» DIRECTIONS: Return all lines in the material below that contain "type".
•••••
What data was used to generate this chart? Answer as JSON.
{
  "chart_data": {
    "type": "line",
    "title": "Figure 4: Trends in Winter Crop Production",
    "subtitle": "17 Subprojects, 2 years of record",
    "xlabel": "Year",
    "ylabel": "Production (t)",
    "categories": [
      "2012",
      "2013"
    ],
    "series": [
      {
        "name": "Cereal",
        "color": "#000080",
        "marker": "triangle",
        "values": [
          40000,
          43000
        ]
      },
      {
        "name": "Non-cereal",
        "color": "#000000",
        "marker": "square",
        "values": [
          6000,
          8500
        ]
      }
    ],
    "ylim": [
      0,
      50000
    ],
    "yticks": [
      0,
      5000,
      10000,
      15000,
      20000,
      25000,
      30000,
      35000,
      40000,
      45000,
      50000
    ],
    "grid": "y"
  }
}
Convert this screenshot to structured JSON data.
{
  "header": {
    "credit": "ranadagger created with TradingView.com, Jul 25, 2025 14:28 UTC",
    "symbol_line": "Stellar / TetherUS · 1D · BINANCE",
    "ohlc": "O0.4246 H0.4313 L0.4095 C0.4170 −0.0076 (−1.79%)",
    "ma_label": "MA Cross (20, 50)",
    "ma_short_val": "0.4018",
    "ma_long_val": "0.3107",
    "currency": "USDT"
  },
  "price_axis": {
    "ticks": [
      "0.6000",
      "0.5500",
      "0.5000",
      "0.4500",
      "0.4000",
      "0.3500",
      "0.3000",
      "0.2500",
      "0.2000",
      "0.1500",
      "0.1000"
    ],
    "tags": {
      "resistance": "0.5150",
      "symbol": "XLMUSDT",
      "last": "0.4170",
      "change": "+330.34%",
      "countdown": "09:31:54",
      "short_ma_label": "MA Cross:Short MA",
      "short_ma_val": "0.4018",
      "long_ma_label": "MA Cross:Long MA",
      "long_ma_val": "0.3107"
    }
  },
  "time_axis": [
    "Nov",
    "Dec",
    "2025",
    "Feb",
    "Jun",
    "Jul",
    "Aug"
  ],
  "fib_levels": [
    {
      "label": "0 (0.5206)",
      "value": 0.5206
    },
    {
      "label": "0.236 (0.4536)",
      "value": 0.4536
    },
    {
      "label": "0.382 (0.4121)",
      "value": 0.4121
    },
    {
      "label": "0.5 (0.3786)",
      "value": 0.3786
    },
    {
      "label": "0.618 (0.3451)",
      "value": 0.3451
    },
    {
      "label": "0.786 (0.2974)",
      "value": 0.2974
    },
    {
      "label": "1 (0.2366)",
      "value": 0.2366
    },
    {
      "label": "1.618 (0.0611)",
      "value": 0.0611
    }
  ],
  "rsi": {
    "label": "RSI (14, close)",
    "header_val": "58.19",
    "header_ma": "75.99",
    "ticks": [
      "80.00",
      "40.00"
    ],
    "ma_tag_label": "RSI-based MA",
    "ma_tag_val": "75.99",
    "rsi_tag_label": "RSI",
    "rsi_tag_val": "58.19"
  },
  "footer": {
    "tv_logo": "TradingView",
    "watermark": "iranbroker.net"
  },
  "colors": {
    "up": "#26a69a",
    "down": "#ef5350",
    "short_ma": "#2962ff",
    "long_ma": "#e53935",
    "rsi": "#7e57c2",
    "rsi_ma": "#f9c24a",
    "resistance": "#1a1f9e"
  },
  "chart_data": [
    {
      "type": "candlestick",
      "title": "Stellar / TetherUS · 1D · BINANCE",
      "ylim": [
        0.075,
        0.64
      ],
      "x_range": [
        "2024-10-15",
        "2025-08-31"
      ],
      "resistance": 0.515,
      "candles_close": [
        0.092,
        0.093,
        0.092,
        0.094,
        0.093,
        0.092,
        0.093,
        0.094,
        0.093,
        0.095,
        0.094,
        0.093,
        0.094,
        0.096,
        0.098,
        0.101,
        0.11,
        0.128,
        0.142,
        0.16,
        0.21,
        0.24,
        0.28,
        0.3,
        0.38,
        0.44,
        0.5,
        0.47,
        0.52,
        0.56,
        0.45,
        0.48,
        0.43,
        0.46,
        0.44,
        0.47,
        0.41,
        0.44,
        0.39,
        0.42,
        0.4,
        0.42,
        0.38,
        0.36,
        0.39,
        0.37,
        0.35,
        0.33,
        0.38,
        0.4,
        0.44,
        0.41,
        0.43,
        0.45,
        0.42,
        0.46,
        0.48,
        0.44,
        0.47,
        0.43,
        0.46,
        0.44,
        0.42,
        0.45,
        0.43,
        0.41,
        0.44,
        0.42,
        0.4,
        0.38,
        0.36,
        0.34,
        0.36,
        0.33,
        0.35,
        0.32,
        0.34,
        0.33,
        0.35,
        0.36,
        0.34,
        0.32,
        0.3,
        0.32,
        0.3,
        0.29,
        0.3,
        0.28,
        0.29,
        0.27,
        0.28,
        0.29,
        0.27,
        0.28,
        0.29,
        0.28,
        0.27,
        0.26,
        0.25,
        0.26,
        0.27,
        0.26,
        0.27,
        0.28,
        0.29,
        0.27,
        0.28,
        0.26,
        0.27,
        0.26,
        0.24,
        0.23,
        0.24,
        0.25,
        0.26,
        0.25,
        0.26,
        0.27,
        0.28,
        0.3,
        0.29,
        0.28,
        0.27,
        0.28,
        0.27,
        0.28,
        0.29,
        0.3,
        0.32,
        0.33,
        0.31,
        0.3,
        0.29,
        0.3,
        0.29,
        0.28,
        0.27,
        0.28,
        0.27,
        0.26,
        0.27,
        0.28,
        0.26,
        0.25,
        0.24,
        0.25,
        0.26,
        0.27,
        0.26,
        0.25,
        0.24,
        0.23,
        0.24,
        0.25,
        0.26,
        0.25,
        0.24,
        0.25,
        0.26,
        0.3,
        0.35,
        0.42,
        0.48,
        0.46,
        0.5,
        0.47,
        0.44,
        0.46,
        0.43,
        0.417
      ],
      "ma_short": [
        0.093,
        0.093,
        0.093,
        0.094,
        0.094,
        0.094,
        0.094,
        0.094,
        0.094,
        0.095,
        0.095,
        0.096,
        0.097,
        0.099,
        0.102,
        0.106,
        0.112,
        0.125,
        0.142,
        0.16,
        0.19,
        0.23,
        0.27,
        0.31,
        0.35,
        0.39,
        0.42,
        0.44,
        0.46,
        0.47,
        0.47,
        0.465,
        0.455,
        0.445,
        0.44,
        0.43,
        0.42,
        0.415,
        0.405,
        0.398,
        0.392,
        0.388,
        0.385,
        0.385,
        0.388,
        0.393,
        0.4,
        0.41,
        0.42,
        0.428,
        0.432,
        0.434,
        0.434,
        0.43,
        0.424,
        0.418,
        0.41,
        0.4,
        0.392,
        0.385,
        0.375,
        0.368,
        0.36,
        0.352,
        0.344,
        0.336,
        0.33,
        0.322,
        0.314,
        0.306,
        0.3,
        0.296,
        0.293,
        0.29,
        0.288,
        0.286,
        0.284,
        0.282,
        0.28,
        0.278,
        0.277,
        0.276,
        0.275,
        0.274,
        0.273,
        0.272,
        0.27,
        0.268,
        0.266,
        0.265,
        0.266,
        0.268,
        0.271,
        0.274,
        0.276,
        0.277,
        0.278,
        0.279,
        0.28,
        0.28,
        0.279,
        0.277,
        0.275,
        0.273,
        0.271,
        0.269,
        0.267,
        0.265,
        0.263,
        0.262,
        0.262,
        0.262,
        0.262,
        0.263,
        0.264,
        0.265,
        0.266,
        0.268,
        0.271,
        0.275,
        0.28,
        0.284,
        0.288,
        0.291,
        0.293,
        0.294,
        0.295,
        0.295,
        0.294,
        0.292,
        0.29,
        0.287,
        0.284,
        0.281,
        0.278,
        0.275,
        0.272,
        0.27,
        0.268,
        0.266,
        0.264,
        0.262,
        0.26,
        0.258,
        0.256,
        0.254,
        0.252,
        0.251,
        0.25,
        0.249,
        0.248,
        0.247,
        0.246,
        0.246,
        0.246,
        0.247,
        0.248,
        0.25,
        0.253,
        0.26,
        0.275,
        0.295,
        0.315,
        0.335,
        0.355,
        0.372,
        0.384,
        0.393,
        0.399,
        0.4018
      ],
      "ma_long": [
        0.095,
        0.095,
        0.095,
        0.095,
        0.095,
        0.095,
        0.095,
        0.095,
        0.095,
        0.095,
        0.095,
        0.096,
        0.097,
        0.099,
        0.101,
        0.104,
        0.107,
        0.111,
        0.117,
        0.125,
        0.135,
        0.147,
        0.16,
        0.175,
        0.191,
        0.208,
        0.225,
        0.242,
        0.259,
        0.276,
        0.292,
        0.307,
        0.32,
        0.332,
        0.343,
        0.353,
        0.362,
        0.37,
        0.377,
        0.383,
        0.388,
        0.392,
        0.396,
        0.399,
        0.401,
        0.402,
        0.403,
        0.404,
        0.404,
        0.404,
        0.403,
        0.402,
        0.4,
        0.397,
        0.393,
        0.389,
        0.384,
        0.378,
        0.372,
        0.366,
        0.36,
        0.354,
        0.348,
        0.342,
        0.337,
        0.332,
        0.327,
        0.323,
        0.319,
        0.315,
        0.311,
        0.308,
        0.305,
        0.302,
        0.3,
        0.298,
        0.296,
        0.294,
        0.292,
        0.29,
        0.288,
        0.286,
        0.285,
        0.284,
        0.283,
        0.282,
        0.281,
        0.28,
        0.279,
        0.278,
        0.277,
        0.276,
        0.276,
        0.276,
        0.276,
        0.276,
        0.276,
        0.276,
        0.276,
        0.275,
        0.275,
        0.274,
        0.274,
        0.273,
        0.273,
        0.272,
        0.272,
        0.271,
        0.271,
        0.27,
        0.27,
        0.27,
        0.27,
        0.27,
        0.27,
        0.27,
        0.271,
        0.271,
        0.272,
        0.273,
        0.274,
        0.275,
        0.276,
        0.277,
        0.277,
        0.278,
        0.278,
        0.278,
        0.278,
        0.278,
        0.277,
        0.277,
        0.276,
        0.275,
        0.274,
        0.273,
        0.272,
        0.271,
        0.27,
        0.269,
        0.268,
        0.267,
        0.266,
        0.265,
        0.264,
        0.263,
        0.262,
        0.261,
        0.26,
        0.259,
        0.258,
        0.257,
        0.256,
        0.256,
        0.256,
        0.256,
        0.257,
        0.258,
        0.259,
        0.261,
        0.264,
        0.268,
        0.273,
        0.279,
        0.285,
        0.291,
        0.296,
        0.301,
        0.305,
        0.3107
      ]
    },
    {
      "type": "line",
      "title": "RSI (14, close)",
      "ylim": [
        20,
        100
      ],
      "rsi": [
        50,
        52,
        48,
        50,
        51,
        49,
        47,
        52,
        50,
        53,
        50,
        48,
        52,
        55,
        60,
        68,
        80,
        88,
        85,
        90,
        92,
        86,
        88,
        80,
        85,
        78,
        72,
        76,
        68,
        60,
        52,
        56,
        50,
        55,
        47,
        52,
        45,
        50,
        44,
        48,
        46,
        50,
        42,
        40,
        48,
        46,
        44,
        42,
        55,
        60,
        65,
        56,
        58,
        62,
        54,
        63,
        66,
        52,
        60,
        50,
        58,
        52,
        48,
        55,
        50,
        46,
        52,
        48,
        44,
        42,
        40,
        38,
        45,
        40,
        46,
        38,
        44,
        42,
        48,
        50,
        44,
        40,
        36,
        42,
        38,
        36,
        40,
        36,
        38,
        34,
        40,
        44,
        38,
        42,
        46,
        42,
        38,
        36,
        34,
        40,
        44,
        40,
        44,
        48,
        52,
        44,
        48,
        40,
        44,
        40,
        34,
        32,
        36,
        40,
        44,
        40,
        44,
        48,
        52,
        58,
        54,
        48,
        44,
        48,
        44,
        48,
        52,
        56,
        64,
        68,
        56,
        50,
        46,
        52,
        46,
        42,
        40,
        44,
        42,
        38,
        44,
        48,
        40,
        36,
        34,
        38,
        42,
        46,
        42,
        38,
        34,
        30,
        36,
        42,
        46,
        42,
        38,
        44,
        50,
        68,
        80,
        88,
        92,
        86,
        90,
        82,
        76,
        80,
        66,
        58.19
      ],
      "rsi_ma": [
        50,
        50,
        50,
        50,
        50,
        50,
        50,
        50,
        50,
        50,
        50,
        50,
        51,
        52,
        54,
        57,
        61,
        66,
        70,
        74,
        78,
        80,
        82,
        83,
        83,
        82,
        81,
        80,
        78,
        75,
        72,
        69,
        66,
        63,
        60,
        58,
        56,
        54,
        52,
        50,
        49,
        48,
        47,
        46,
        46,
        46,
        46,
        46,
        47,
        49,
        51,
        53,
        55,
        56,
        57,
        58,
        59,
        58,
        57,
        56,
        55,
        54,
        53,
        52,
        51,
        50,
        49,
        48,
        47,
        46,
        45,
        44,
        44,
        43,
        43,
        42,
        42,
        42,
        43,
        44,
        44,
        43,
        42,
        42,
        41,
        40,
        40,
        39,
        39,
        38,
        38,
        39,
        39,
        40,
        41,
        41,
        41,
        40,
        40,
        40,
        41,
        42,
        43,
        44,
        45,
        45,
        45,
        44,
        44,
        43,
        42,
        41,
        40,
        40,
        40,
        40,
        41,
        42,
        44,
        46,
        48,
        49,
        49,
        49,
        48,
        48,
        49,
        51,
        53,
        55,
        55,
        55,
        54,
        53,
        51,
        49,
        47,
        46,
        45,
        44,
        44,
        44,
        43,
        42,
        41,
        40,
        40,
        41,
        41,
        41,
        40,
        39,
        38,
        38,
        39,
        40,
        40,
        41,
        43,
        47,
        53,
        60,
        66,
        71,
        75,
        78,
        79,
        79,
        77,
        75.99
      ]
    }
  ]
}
•••••
» EXERCISE RESULT:
    "type": "line",
      "type": "candlestick",
      "type": "line",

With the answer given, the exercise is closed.